Collected data entries
####
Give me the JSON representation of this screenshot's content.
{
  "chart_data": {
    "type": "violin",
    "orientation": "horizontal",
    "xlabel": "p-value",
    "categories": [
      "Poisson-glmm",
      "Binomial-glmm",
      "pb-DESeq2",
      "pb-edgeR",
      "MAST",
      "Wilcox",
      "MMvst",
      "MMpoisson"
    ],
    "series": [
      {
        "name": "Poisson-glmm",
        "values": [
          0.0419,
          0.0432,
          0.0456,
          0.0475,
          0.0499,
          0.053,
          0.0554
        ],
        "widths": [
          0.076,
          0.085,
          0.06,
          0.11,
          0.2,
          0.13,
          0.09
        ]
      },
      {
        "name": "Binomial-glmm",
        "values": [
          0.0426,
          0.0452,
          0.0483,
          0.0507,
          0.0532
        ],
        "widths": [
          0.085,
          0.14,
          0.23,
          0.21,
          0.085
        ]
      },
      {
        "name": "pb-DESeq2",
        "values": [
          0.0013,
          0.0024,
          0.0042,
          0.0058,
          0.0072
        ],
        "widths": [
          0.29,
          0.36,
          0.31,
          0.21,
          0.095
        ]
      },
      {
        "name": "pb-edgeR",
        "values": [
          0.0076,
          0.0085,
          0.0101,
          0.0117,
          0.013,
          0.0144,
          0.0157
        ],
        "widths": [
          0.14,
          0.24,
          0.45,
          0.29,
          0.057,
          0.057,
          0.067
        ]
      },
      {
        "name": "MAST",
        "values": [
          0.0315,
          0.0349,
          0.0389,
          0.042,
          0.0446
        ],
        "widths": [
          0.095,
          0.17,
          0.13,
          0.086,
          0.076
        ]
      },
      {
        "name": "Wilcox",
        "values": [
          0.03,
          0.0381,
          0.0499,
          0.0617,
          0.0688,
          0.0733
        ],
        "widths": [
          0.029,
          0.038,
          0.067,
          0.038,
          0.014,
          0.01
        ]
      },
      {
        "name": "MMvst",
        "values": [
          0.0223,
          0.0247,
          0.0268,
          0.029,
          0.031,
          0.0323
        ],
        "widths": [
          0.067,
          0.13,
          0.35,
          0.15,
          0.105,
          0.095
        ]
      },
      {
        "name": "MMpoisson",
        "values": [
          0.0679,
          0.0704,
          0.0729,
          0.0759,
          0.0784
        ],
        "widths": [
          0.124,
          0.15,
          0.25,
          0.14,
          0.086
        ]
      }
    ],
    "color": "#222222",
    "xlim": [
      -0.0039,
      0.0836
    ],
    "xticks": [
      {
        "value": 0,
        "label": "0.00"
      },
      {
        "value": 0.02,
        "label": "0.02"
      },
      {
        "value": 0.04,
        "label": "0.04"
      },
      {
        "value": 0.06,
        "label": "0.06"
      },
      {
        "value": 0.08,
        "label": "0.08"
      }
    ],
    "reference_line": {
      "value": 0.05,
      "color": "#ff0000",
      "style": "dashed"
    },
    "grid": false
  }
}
####
- Directive:
All of the data above should be transcribed exactly.

- Reply to the task:
Give me the JSON representation of this screenshot's content.
{
  "chart_data": {
    "type": "violin",
    "orientation": "horizontal",
    "xlabel": "p-value",
    "categories": [
      "Poisson-glmm",
      "Binomial-glmm",
      "pb-DESeq2",
      "pb-edgeR",
      "MAST",
      "Wilcox",
      "MMvst",
      "MMpoisson"
    ],
    "series": [
      {
        "name": "Poisson-glmm",
        "values": [
          0.0419,
          0.0432,
          0.0456,
          0.0475,
          0.0499,
          0.053,
          0.0554
        ],
        "widths": [
          0.076,
          0.085,
          0.06,
          0.11,
          0.2,
          0.13,
          0.09
        ]
      },
      {
        "name": "Binomial-glmm",
        "values": [
          0.0426,
          0.0452,
          0.0483,
          0.0507,
          0.0532
        ],
        "widths": [
          0.085,
          0.14,
          0.23,
          0.21,
          0.085
        ]
      },
      {
        "name": "pb-DESeq2",
        "values": [
          0.0013,
          0.0024,
          0.0042,
          0.0058,
          0.0072
        ],
        "widths": [
          0.29,
          0.36,
          0.31,
          0.21,
          0.095
        ]
      },
      {
        "name": "pb-edgeR",
        "values": [
          0.0076,
          0.0085,
          0.0101,
          0.0117,
          0.013,
          0.0144,
          0.0157
        ],
        "widths": [
          0.14,
          0.24,
          0.45,
          0.29,
          0.057,
          0.057,
          0.067
        ]
      },
      {
        "name": "MAST",
        "values": [
          0.0315,
          0.0349,
          0.0389,
          0.042,
          0.0446
        ],
        "widths": [
          0.095,
          0.17,
          0.13,
          0.086,
          0.076
        ]
      },
      {
        "name": "Wilcox",
        "values": [
          0.03,
          0.0381,
          0.0499,
          0.0617,
          0.0688,
          0.0733
        ],
        "widths": [
          0.029,
          0.038,
          0.067,
          0.038,
          0.014,
          0.01
        ]
      },
      {
        "name": "MMvst",
        "values": [
          0.0223,
          0.0247,
          0.0268,
          0.029,
          0.031,
          0.0323
        ],
        "widths": [
          0.067,
          0.13,
          0.35,
          0.15,
          0.105,
          0.095
        ]
      },
      {
        "name": "MMpoisson",
        "values": [
          0.0679,
          0.0704,
          0.0729,
          0.0759,
          0.0784
        ],
        "widths": [
          0.124,
          0.15,
          0.25,
          0.14,
          0.086
        ]
      }
    ],
    "color": "#222222",
    "xlim": [
      -0.0039,
      0.0836
    ],
    "xticks": [
      {
        "value": 0,
        "label": "0.00"
      },
      {
        "value": 0.02,
        "label": "0.02"
      },
      {
        "value": 0.04,
        "label": "0.04"
      },
      {
        "value": 0.06,
        "label": "0.06"
      },
      {
        "value": 0.08,
        "label": "0.08"
      }
    ],
    "reference_line": {
      "value": 0.05,
      "color": "#ff0000",
      "style": "dashed"
    },
    "grid": false
  }
}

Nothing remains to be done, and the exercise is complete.